Within the records below, find each line that holds the string "会员车辆", then copy it.

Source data
—————

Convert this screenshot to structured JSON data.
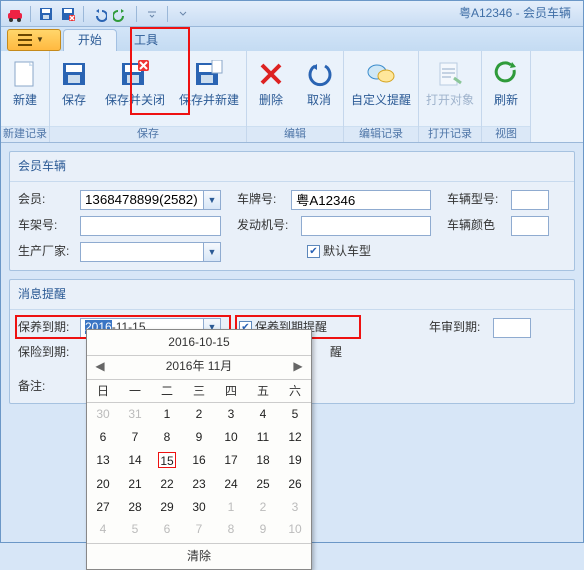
{
  "window_title": "粤A12346 - 会员车辆",
  "tabs": {
    "file_icon": "list",
    "start": "开始",
    "tools": "工具"
  },
  "ribbon": {
    "group_newrecord": "新建记录",
    "group_save": "保存",
    "group_edit": "编辑",
    "group_editrecord": "编辑记录",
    "group_openrecord": "打开记录",
    "group_view": "视图",
    "new": "新建",
    "save": "保存",
    "save_close": "保存并关闭",
    "save_new": "保存并新建",
    "delete": "删除",
    "cancel": "取消",
    "custom_remind": "自定义提醒",
    "open_obj": "打开对象",
    "refresh": "刷新"
  },
  "panel1": {
    "title": "会员车辆",
    "member_label": "会员:",
    "member_value": "1368478899(2582)",
    "plate_label": "车牌号:",
    "plate_value": "粤A12346",
    "model_label": "车辆型号:",
    "vin_label": "车架号:",
    "engine_label": "发动机号:",
    "color_label": "车辆颜色",
    "mfr_label": "生产厂家:",
    "default_model": "默认车型"
  },
  "panel2": {
    "title": "消息提醒",
    "maint_label": "保养到期:",
    "maint_value_sel": "2016",
    "maint_value_rest": "-11-15",
    "maint_remind": "保养到期提醒",
    "annual_label": "年审到期:",
    "insure_label": "保险到期:",
    "insure_remind_suffix": "醒",
    "remark_label": "备注:"
  },
  "calendar": {
    "header_date": "2016-10-15",
    "month_label": "2016年 11月",
    "days": [
      "日",
      "一",
      "二",
      "三",
      "四",
      "五",
      "六"
    ],
    "weeks": [
      [
        {
          "v": "30",
          "o": 1
        },
        {
          "v": "31",
          "o": 1
        },
        {
          "v": "1"
        },
        {
          "v": "2"
        },
        {
          "v": "3"
        },
        {
          "v": "4"
        },
        {
          "v": "5"
        }
      ],
      [
        {
          "v": "6"
        },
        {
          "v": "7"
        },
        {
          "v": "8"
        },
        {
          "v": "9"
        },
        {
          "v": "10"
        },
        {
          "v": "11"
        },
        {
          "v": "12"
        }
      ],
      [
        {
          "v": "13"
        },
        {
          "v": "14"
        },
        {
          "v": "15",
          "s": 1
        },
        {
          "v": "16"
        },
        {
          "v": "17"
        },
        {
          "v": "18"
        },
        {
          "v": "19"
        }
      ],
      [
        {
          "v": "20"
        },
        {
          "v": "21"
        },
        {
          "v": "22"
        },
        {
          "v": "23"
        },
        {
          "v": "24"
        },
        {
          "v": "25"
        },
        {
          "v": "26"
        }
      ],
      [
        {
          "v": "27"
        },
        {
          "v": "28"
        },
        {
          "v": "29"
        },
        {
          "v": "30"
        },
        {
          "v": "1",
          "o": 1
        },
        {
          "v": "2",
          "o": 1
        },
        {
          "v": "3",
          "o": 1
        }
      ],
      [
        {
          "v": "4",
          "o": 1
        },
        {
          "v": "5",
          "o": 1
        },
        {
          "v": "6",
          "o": 1
        },
        {
          "v": "7",
          "o": 1
        },
        {
          "v": "8",
          "o": 1
        },
        {
          "v": "9",
          "o": 1
        },
        {
          "v": "10",
          "o": 1
        }
      ]
    ],
    "clear": "清除"
  }
}
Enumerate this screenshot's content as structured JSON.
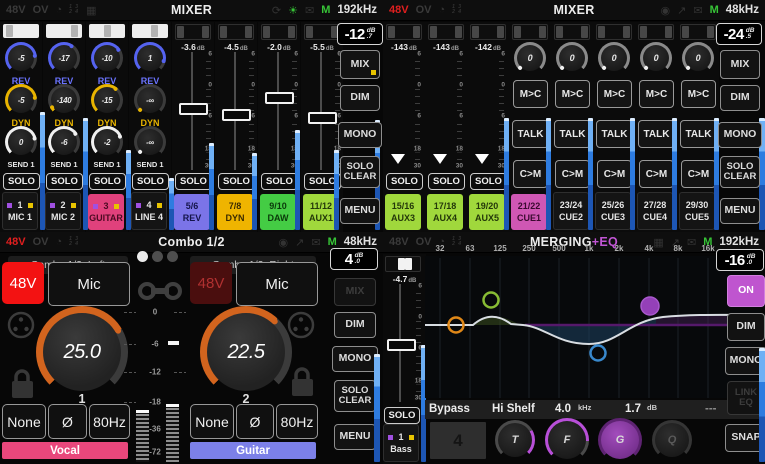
{
  "colors": {
    "accent_blue": "#5563f0",
    "accent_yellow": "#e8b400",
    "accent_orange": "#d2641e",
    "meter_blue": "#2e7ce0",
    "magenta": "#bf55cf",
    "label_green": "#a0d83c",
    "label_pink": "#cf57b4",
    "label_violet": "#7b74e8",
    "label_amber": "#efb400",
    "label_daw_green": "#44cc44",
    "guitar_pink": "#e0417c",
    "vocal_pink": "#e8477c",
    "guitar_banner": "#7c80e8",
    "p48_red": "#f31212"
  },
  "icons": {
    "clock": "◔",
    "grid": "▦",
    "recycle": "⟳",
    "lamp": "☀",
    "mail": "✉",
    "buoy": "◉",
    "share": "↗",
    "mini1": "1 3",
    "mini2": "2 4"
  },
  "tl": {
    "h48": "48V",
    "hov": "OV",
    "title": "MIXER",
    "m": "M",
    "rate": "192kHz",
    "solo": "SOLO",
    "knob_labels": [
      "REV",
      "DYN",
      "SEND 1"
    ],
    "inputs": [
      {
        "rev": "-5",
        "dyn": "-5",
        "send": "0",
        "num": "1",
        "name": "MIC 1"
      },
      {
        "rev": "-17",
        "dyn": "-140",
        "send": "-6",
        "num": "2",
        "name": "MIC 2"
      },
      {
        "rev": "-10",
        "dyn": "-15",
        "send": "-2",
        "num": "3",
        "name": "GUITAR"
      },
      {
        "rev": "1",
        "dyn": "-∞",
        "send": "-∞",
        "num": "4",
        "name": "LINE 4"
      }
    ],
    "outputs": [
      {
        "db": "-3.6",
        "unit": "dB",
        "pair": "5/6",
        "name": "REV"
      },
      {
        "db": "-4.5",
        "unit": "dB",
        "pair": "7/8",
        "name": "DYN"
      },
      {
        "db": "-2.0",
        "unit": "dB",
        "pair": "9/10",
        "name": "DAW"
      },
      {
        "db": "-5.5",
        "unit": "dB",
        "pair": "11/12",
        "name": "AUX1"
      }
    ],
    "scale": [
      "6",
      "0",
      "6",
      "18",
      "30"
    ],
    "display": {
      "val": "-12",
      "unit": "dB",
      "frac": ".7"
    },
    "buttons": {
      "mix": "MIX",
      "dim": "DIM",
      "mono": "MONO",
      "soloclear": "SOLO CLEAR",
      "menu": "MENU"
    }
  },
  "tr": {
    "h48": "48V",
    "hov": "OV",
    "title": "MIXER",
    "m": "M",
    "rate": "48kHz",
    "solo": "SOLO",
    "aux": [
      {
        "db": "-143",
        "unit": "dB",
        "pair": "15/16",
        "name": "AUX3"
      },
      {
        "db": "-143",
        "unit": "dB",
        "pair": "17/18",
        "name": "AUX4"
      },
      {
        "db": "-142",
        "unit": "dB",
        "pair": "19/20",
        "name": "AUX5"
      }
    ],
    "cues": [
      {
        "knob": "0",
        "pair": "21/22",
        "name": "CUE1"
      },
      {
        "knob": "0",
        "pair": "23/24",
        "name": "CUE2"
      },
      {
        "knob": "0",
        "pair": "25/26",
        "name": "CUE3"
      },
      {
        "knob": "0",
        "pair": "27/28",
        "name": "CUE4"
      },
      {
        "knob": "0",
        "pair": "29/30",
        "name": "CUE5"
      }
    ],
    "cue_buttons": [
      "M>C",
      "TALK",
      "C>M"
    ],
    "scale": [
      "6",
      "0",
      "6",
      "18",
      "30"
    ],
    "display": {
      "val": "-24",
      "unit": "dB",
      "frac": ".5"
    },
    "buttons": {
      "mix": "MIX",
      "dim": "DIM",
      "mono": "MONO",
      "soloclear": "SOLO CLEAR",
      "menu": "MENU"
    }
  },
  "bl": {
    "h48": "48V",
    "hov": "OV",
    "title": "Combo 1/2",
    "m": "M",
    "rate": "48kHz",
    "left": {
      "title": "Combo 1/2: Left",
      "p48": "48V",
      "src": "Mic",
      "gain": "25.0",
      "num": "1",
      "b1": "None",
      "b2": "Ø",
      "b3": "80Hz",
      "banner": "Vocal"
    },
    "right": {
      "title": "Combo 1/2: Right",
      "p48": "48V",
      "src": "Mic",
      "gain": "22.5",
      "num": "2",
      "b1": "None",
      "b2": "Ø",
      "b3": "80Hz",
      "banner": "Guitar"
    },
    "meter_scale": [
      "0",
      "-6",
      "-12",
      "-18",
      "-36",
      "-72"
    ],
    "display": {
      "val": "4",
      "unit": "dB",
      "frac": ".0"
    },
    "buttons": {
      "mix": "MIX",
      "dim": "DIM",
      "mono": "MONO",
      "soloclear": "SOLO CLEAR",
      "menu": "MENU"
    }
  },
  "br": {
    "h48": "48V",
    "hov": "OV",
    "title1": "MERGING",
    "title2": "+EQ",
    "m": "M",
    "rate": "192kHz",
    "strip": {
      "db": "-4.7",
      "unit": "dB",
      "solo": "SOLO",
      "num": "1",
      "name": "Bass"
    },
    "scale": [
      "6",
      "0",
      "6",
      "18",
      "30"
    ],
    "freqs": [
      "32",
      "63",
      "125",
      "250",
      "500",
      "1k",
      "2k",
      "4k",
      "8k",
      "16k"
    ],
    "controls": {
      "bypass": "Bypass",
      "type": "Hi Shelf",
      "freq": "4.0",
      "freq_unit": "kHz",
      "gain": "1.7",
      "gain_unit": "dB",
      "q": "---",
      "band": "4",
      "k1": "T",
      "k2": "F",
      "k3": "G",
      "k4": "Q"
    },
    "display": {
      "val": "-16",
      "unit": "dB",
      "frac": ".0"
    },
    "buttons": {
      "on": "ON",
      "dim": "DIM",
      "mono": "MONO",
      "linkeq": "LINK EQ",
      "snap": "SNAP"
    }
  }
}
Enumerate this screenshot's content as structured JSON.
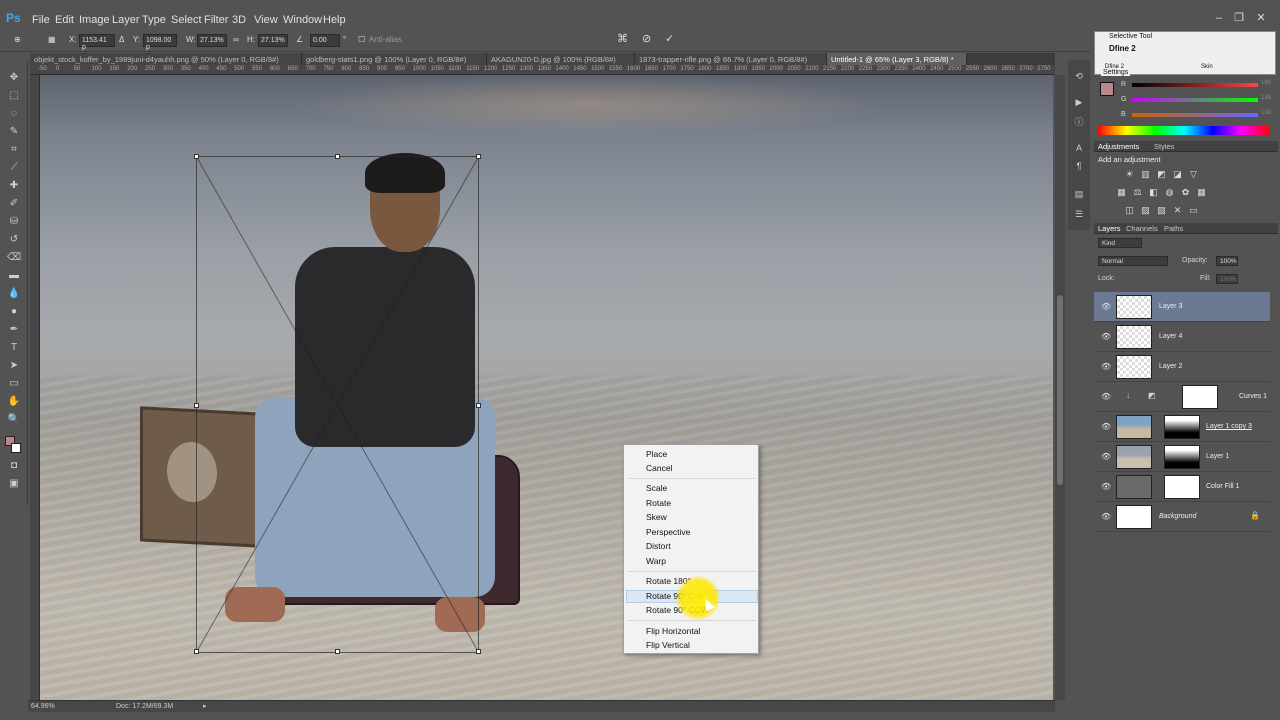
{
  "app": {
    "logo": "Ps"
  },
  "menu": [
    "File",
    "Edit",
    "Image",
    "Layer",
    "Type",
    "Select",
    "Filter",
    "3D",
    "View",
    "Window",
    "Help"
  ],
  "window_controls": {
    "minimize": "–",
    "restore": "❐",
    "close": "✕"
  },
  "options_bar": {
    "x_label": "X:",
    "x_value": "1153.41 p",
    "y_label": "Y:",
    "y_value": "1098.00 p",
    "w_label": "W:",
    "w_value": "27.13%",
    "h_label": "H:",
    "h_value": "27.13%",
    "angle_value": "0.00",
    "angle_unit": "°",
    "antialias_label": "Anti-alias"
  },
  "tabs": [
    "objekt_stock_koffer_by_1989juni-d4yauhh.png @ 50% (Layer 0, RGB/8#)",
    "goldberg-stats1.png @ 100% (Layer 0, RGB/8#)",
    "AKAGUN20-D.jpg @ 100% (RGB/8#)",
    "1873-trapper-rifle.png @ 66.7% (Layer 0, RGB/8#)",
    "Untitled-1 @ 65% (Layer 3, RGB/8) *"
  ],
  "ruler_ticks": [
    "-50",
    "0",
    "50",
    "100",
    "150",
    "200",
    "250",
    "300",
    "350",
    "400",
    "450",
    "500",
    "550",
    "600",
    "650",
    "700",
    "750",
    "800",
    "850",
    "900",
    "950",
    "1000",
    "1050",
    "1100",
    "1150",
    "1200",
    "1250",
    "1300",
    "1350",
    "1400",
    "1450",
    "1500",
    "1550",
    "1600",
    "1650",
    "1700",
    "1750",
    "1800",
    "1850",
    "1900",
    "1950",
    "2000",
    "2050",
    "2100",
    "2150",
    "2200",
    "2250",
    "2300",
    "2350",
    "2400",
    "2450",
    "2500",
    "2550",
    "2600",
    "2650",
    "2700",
    "2750"
  ],
  "context_menu": {
    "items_group1": [
      "Place",
      "Cancel"
    ],
    "items_group2": [
      "Scale",
      "Rotate",
      "Skew",
      "Perspective",
      "Distort",
      "Warp"
    ],
    "items_group3": [
      "Rotate 180°",
      "Rotate 90° CW",
      "Rotate 90° CCW"
    ],
    "items_group4": [
      "Flip Horizontal",
      "Flip Vertical"
    ],
    "highlighted": "Rotate 90° CW"
  },
  "status_bar": {
    "zoom": "64.96%",
    "doc": "Doc: 17.2M/69.3M"
  },
  "selective_tool": {
    "title": "Selective Tool",
    "preset": "Dfine 2",
    "row_a": "Dfine 2",
    "row_b": "Skin",
    "settings": "Settings"
  },
  "color_panel": {
    "r_label": "R",
    "g_label": "G",
    "b_label": "B",
    "r_value": "188",
    "g_value": "135",
    "b_value": "139"
  },
  "adjustments": {
    "tab_active": "Adjustments",
    "tab_other": "Styles",
    "hint": "Add an adjustment"
  },
  "layers_panel": {
    "tabs": [
      "Layers",
      "Channels",
      "Paths"
    ],
    "filter": "Kind",
    "blend_mode": "Normal",
    "opacity_label": "Opacity:",
    "opacity_value": "100%",
    "lock_label": "Lock:",
    "fill_label": "Fill:",
    "fill_value": "100%",
    "layers": [
      {
        "name": "Layer 3",
        "selected": true
      },
      {
        "name": "Layer 4",
        "selected": false
      },
      {
        "name": "Layer 2",
        "selected": false
      },
      {
        "name": "Curves 1",
        "selected": false
      },
      {
        "name": "Layer 1 copy 3",
        "selected": false
      },
      {
        "name": "Layer 1",
        "selected": false
      },
      {
        "name": "Color Fill 1",
        "selected": false
      },
      {
        "name": "Background",
        "selected": false
      }
    ]
  },
  "colors": {
    "ui_bg": "#535353",
    "accent": "#4aa3df",
    "layer_selected": "#6b7993",
    "cursor_highlight": "#ffee00"
  }
}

—————

▶ _SOLUTION TO THIS PROBLEM_
  "window_title": "粤A12346 - 会员车辆",
    "title": "会员车辆",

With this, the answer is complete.